● **REQUIRED WORK**
- A) Print the full interview excerpt on Honda's lineup and the Clarity word for word.
- B) Return, unchanged, the listing lines from the one containing "- driver-signing-link[interactable]: Tell" through the one containing "- have-disk-button[interactable]: Have", both included.

● **TEXT SEGMENT**
The U.S. market is approaching a 70/30 mix of light trucks and cars. Do you feel Honda has the right product and capacity for that mix?
I do. We believe we have strong products in the segments we compete in. That's allowed us to be No. 1 or No. 2 in every segment we compete in. As some other manufacturers are stepping away from passenger cars, we see that as an opportunity for Honda and Acura because our passenger car lines are very strong. On the light-truck business, we do have production capacity there, so we're working hard to fulfill the demands of the marketplace. We're comfortable with our product lineup there. We're always looking to optimize our products, maybe add a product where it makes sense.
As far as your Clarity line, you've been really aggressive the past month or so in marketing the plug-in hybrid variant. Are you seeing an increase in store traffic?
By 2030, we'd like two-thirds of our vehicle sales worldwide to be electrified in some fashion. This has been a big effort for Honda in the U.S., starting with an education program. With that, as the Clarity has gone into the marketplace, every month we're getting more sales velocity. People are coming in and test driving the vehicle. It's not a compromise hybrid. It seats five comfortably, has very good performance, has a range rating of over 300 miles. It's a useful vehicle for many consumers.

● **DATASET**
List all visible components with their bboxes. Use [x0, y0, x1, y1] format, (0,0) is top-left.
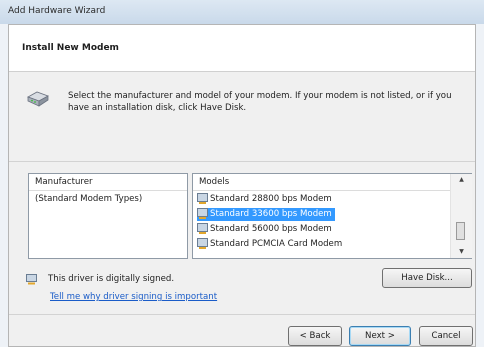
- driver-signing-link[interactable]: Tell me why driver signing is important: [50, 292, 217, 302]
- manufacturer-item[interactable]: (Standard Modem Types): [35, 194, 142, 204]
- cancel-button[interactable]: Cancel: [419, 326, 473, 346]
- vertical-scrollbar[interactable]: ▲ ▼: [450, 174, 472, 258]
- model-label: Standard 33600 bps Modem: [210, 209, 332, 219]
- list-item[interactable]: Standard 56000 bps Modem: [197, 223, 335, 236]
- manufacturer-column-header[interactable]: Manufacturer: [29, 174, 187, 191]
- scroll-down-icon[interactable]: ▼: [451, 246, 472, 258]
- model-label: Standard 28800 bps Modem: [210, 194, 332, 204]
- model-label: Standard PCMCIA Card Modem: [210, 239, 343, 249]
- scrollbar-thumb[interactable]: [456, 222, 465, 240]
- driver-signed-status: This driver is digitally signed.: [48, 274, 175, 284]
- modem-icon: [27, 91, 49, 107]
- model-icon: [197, 208, 208, 219]
- window-title: Add Hardware Wizard: [8, 6, 106, 16]
- next-button[interactable]: Next >: [349, 326, 411, 346]
- back-button[interactable]: < Back: [288, 326, 342, 346]
- scroll-up-icon[interactable]: ▲: [451, 174, 472, 186]
- model-icon: [197, 193, 208, 204]
- models-list[interactable]: Models Standard 28800 bps Modem Standard…: [192, 173, 472, 259]
- list-item[interactable]: Standard PCMCIA Card Modem: [197, 238, 345, 251]
- divider: [9, 161, 475, 162]
- model-icon: [197, 238, 208, 249]
- list-item[interactable]: Standard 28800 bps Modem: [197, 193, 335, 206]
- signed-driver-icon: [26, 274, 37, 285]
- models-column-header[interactable]: Models: [193, 174, 457, 191]
- divider: [9, 314, 475, 315]
- instruction-text: Select the manufacturer and model of you…: [68, 91, 452, 113]
- page-title: Install New Modem: [22, 43, 119, 53]
- have-disk-button[interactable]: Have Disk...: [382, 268, 472, 288]
- manufacturer-list[interactable]: Manufacturer (Standard Modem Types): [28, 173, 188, 259]
- model-label: Standard 56000 bps Modem: [210, 224, 332, 234]
- model-icon: [197, 223, 208, 234]
- list-item-selected[interactable]: Standard 33600 bps Modem: [197, 208, 335, 221]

● **EXPECTED RESPONSES**
- A)
The U.S. market is approaching a 70/30 mix of light trucks and cars. Do you feel Honda has the right product and capacity for that mix?
I do. We believe we have strong products in the segments we compete in. That's allowed us to be No. 1 or No. 2 in every segment we compete in. As some other manufacturers are stepping away from passenger cars, we see that as an opportunity for Honda and Acura because our passenger car lines are very strong. On the light-truck business, we do have production capacity there, so we're working hard to fulfill the demands of the marketplace. We're comfortable with our product lineup there. We're always looking to optimize our products, maybe add a product where it makes sense.
As far as your Clarity line, you've been really aggressive the past month or so in marketing the plug-in hybrid variant. Are you seeing an increase in store traffic?
By 2030, we'd like two-thirds of our vehicle sales worldwide to be electrified in some fashion. This has been a big effort for Honda in the U.S., starting with an education program. With that, as the Clarity has gone into the marketplace, every month we're getting more sales velocity. People are coming in and test driving the vehicle. It's not a compromise hybrid. It seats five comfortably, has very good performance, has a range rating of over 300 miles. It's a useful vehicle for many consumers.

- B)
- driver-signing-link[interactable]: Tell me why driver signing is important: [50, 292, 217, 302]
- manufacturer-item[interactable]: (Standard Modem Types): [35, 194, 142, 204]
- cancel-button[interactable]: Cancel: [419, 326, 473, 346]
- vertical-scrollbar[interactable]: ▲ ▼: [450, 174, 472, 258]
- model-label: Standard 33600 bps Modem: [210, 209, 332, 219]
- list-item[interactable]: Standard 56000 bps Modem: [197, 223, 335, 236]
- manufacturer-column-header[interactable]: Manufacturer: [29, 174, 187, 191]
- scroll-down-icon[interactable]: ▼: [451, 246, 472, 258]
- model-label: Standard 28800 bps Modem: [210, 194, 332, 204]
- model-label: Standard PCMCIA Card Modem: [210, 239, 343, 249]
- scrollbar-thumb[interactable]: [456, 222, 465, 240]
- driver-signed-status: This driver is digitally signed.: [48, 274, 175, 284]
- modem-icon: [27, 91, 49, 107]
- model-icon: [197, 208, 208, 219]
- window-title: Add Hardware Wizard: [8, 6, 106, 16]
- next-button[interactable]: Next >: [349, 326, 411, 346]
- back-button[interactable]: < Back: [288, 326, 342, 346]
- scroll-up-icon[interactable]: ▲: [451, 174, 472, 186]
- model-icon: [197, 193, 208, 204]
- models-list[interactable]: Models Standard 28800 bps Modem Standard…: [192, 173, 472, 259]
- list-item[interactable]: Standard PCMCIA Card Modem: [197, 238, 345, 251]
- divider: [9, 161, 475, 162]
- model-icon: [197, 238, 208, 249]
- list-item[interactable]: Standard 28800 bps Modem: [197, 193, 335, 206]
- signed-driver-icon: [26, 274, 37, 285]
- models-column-header[interactable]: Models: [193, 174, 457, 191]
- divider: [9, 314, 475, 315]
- instruction-text: Select the manufacturer and model of you…: [68, 91, 452, 113]
- page-title: Install New Modem: [22, 43, 119, 53]
- have-disk-button[interactable]: Have Disk...: [382, 268, 472, 288]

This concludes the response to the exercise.